■ **WHAT THE TASK ASKS**
Read the listing below and copy out every line that holds "this".

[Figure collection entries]
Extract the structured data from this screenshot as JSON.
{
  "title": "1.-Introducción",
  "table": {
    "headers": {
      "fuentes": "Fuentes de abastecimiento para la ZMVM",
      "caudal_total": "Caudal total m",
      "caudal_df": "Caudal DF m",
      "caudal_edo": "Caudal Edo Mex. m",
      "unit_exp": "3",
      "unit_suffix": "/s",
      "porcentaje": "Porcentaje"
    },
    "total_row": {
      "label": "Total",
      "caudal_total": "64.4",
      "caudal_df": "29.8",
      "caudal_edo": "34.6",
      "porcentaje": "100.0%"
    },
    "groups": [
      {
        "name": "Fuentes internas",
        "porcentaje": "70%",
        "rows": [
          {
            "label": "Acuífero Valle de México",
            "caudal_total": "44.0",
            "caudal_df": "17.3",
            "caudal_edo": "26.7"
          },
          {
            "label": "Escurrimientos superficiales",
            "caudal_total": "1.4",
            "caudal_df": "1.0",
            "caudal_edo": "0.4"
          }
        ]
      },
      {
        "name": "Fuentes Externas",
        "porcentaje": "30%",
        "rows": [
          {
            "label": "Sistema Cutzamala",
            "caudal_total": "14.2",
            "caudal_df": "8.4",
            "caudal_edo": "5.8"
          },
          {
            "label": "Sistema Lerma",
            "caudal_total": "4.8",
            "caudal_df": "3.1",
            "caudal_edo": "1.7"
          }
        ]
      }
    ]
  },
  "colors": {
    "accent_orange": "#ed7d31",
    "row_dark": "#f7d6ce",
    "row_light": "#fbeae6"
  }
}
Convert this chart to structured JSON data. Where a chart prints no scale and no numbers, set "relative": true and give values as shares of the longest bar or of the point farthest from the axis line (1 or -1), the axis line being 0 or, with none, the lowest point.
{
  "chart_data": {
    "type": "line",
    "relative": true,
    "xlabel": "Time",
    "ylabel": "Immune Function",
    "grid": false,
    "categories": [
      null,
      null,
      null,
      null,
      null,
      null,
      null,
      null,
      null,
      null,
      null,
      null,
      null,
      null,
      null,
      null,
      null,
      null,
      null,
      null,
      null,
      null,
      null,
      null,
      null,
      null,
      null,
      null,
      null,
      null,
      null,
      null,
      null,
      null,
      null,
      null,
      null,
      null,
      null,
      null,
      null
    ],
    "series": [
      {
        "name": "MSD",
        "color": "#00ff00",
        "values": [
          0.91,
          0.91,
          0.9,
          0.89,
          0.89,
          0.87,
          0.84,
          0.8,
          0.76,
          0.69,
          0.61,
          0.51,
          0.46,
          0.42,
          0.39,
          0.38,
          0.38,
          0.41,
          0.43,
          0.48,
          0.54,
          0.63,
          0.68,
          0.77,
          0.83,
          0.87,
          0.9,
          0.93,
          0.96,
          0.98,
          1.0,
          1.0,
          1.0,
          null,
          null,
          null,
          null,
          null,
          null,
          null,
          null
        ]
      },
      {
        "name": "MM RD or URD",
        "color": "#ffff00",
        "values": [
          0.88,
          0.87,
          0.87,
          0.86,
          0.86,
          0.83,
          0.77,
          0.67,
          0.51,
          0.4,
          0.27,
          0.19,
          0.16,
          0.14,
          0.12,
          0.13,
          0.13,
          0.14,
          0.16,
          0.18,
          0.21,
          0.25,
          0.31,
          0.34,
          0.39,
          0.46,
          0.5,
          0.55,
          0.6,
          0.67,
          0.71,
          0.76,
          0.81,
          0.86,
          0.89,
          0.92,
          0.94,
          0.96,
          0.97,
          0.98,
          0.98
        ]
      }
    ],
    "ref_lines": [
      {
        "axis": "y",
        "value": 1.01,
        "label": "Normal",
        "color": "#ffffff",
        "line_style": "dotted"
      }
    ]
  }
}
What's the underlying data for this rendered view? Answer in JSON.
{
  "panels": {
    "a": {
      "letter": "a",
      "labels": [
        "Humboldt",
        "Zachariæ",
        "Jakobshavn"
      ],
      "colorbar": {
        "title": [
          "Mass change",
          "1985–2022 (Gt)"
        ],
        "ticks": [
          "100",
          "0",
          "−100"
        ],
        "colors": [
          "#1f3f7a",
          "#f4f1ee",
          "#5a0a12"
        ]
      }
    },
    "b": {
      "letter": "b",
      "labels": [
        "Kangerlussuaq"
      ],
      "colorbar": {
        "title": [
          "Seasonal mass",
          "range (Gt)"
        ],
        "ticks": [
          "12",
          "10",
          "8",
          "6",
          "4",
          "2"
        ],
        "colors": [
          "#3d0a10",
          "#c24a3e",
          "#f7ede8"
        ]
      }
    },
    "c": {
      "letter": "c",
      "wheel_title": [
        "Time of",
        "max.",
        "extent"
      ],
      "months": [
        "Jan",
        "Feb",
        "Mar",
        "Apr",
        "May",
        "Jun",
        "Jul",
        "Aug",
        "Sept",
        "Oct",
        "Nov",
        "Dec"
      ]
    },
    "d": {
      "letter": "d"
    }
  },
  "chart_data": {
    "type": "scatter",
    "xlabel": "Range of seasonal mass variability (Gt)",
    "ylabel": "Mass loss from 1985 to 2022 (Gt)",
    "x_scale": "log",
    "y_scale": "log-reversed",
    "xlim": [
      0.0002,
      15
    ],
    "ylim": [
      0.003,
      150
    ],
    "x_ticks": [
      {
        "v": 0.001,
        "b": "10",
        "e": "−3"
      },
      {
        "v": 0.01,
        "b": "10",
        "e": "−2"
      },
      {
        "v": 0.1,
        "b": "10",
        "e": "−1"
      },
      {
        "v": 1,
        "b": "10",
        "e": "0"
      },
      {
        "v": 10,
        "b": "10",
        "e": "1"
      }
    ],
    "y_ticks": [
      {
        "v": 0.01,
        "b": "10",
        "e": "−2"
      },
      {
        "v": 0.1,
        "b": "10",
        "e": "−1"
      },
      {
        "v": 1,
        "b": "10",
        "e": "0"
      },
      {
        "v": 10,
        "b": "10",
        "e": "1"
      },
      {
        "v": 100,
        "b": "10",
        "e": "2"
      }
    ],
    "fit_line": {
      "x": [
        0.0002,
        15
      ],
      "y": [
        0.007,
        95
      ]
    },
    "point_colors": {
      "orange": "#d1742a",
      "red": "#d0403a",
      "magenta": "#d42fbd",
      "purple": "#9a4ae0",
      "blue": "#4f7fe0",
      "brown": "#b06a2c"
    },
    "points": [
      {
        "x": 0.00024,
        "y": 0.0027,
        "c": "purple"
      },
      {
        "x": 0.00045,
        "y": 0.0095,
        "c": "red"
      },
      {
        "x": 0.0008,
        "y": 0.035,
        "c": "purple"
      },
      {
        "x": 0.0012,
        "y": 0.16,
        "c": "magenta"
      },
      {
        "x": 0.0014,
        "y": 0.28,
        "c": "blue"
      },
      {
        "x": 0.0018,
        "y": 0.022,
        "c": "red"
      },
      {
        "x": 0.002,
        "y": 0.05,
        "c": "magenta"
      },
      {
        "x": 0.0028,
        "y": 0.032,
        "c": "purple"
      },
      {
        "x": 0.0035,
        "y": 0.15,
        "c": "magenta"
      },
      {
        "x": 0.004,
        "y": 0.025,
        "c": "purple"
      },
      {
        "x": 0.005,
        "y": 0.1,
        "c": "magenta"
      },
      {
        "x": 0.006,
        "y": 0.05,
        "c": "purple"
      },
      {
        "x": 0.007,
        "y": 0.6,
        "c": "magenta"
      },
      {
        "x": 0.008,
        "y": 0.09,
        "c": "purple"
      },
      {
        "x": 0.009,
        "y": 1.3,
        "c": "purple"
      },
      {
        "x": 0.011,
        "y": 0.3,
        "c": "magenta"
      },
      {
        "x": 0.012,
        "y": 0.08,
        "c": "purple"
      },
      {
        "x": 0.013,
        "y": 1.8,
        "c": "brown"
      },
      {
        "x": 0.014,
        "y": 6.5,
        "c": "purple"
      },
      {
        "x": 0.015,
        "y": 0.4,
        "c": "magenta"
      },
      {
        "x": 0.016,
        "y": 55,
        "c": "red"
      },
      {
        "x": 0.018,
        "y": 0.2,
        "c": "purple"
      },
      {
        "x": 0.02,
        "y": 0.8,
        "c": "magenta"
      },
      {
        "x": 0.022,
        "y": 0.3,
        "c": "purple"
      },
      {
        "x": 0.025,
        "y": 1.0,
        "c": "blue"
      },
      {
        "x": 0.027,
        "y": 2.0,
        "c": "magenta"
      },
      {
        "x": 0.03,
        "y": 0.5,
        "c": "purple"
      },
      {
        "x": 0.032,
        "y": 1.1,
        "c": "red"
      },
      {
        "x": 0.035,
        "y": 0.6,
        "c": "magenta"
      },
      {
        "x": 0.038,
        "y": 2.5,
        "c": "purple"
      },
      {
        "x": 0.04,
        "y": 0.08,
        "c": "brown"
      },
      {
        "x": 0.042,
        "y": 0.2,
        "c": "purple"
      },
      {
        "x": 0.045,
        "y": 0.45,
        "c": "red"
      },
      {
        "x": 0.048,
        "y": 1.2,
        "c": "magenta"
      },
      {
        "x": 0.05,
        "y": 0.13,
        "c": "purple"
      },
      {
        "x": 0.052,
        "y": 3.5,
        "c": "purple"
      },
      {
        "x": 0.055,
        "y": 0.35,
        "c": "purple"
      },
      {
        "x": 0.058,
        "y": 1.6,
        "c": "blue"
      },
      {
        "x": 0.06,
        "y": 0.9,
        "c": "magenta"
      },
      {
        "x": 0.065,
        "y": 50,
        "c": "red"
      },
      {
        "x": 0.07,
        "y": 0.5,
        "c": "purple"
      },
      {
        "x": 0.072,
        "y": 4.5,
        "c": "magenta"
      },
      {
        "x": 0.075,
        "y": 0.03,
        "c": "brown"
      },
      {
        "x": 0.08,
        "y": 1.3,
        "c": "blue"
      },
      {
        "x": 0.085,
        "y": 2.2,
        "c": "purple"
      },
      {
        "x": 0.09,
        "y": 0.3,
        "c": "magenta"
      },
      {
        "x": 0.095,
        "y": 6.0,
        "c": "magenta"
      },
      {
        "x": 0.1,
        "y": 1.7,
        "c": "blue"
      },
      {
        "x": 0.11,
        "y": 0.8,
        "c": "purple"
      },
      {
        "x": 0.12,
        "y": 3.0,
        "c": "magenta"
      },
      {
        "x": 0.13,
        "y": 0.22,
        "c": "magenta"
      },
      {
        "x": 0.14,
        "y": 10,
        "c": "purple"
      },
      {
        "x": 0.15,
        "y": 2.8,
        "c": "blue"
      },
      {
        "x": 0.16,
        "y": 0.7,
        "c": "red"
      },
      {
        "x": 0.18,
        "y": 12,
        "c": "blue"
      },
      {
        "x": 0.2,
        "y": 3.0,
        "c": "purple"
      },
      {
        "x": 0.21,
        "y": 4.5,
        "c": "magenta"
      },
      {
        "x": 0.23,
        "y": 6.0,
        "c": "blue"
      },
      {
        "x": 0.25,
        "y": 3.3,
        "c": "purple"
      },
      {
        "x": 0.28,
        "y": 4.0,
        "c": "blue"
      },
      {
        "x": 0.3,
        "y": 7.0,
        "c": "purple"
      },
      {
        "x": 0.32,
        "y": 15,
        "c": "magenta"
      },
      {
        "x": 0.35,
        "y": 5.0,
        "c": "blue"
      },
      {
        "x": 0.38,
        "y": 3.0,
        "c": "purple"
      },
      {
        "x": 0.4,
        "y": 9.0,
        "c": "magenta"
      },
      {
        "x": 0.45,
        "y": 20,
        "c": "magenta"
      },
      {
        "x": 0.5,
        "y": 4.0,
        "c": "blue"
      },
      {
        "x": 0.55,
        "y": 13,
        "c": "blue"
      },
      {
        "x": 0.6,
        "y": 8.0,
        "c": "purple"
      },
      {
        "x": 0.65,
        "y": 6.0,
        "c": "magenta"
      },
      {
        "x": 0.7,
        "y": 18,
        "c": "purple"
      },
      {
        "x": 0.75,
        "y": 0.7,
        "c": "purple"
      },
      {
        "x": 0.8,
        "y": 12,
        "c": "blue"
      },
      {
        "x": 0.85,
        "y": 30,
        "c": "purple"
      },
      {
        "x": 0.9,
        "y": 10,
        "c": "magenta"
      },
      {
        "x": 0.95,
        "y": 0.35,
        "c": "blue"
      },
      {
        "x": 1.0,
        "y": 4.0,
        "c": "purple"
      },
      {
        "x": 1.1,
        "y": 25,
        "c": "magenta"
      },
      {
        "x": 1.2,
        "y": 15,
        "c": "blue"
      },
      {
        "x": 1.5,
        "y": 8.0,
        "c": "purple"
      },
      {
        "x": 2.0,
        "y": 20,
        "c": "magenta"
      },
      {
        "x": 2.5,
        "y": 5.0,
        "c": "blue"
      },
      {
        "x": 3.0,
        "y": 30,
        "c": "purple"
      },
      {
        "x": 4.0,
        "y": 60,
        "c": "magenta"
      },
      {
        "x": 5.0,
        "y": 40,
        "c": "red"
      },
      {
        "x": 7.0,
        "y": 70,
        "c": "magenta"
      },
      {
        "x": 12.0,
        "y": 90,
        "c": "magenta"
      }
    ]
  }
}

■ **TASK ANSWER**
Extract the structured data from this screenshot as JSON.
Convert this chart to structured JSON data. Where a chart prints no scale and no numbers, set "relative": true and give values as shares of the longest bar or of the point farthest from the axis line (1 or -1), the axis line being 0 or, with none, the lowest point.
What's the underlying data for this rendered view? Answer in JSON.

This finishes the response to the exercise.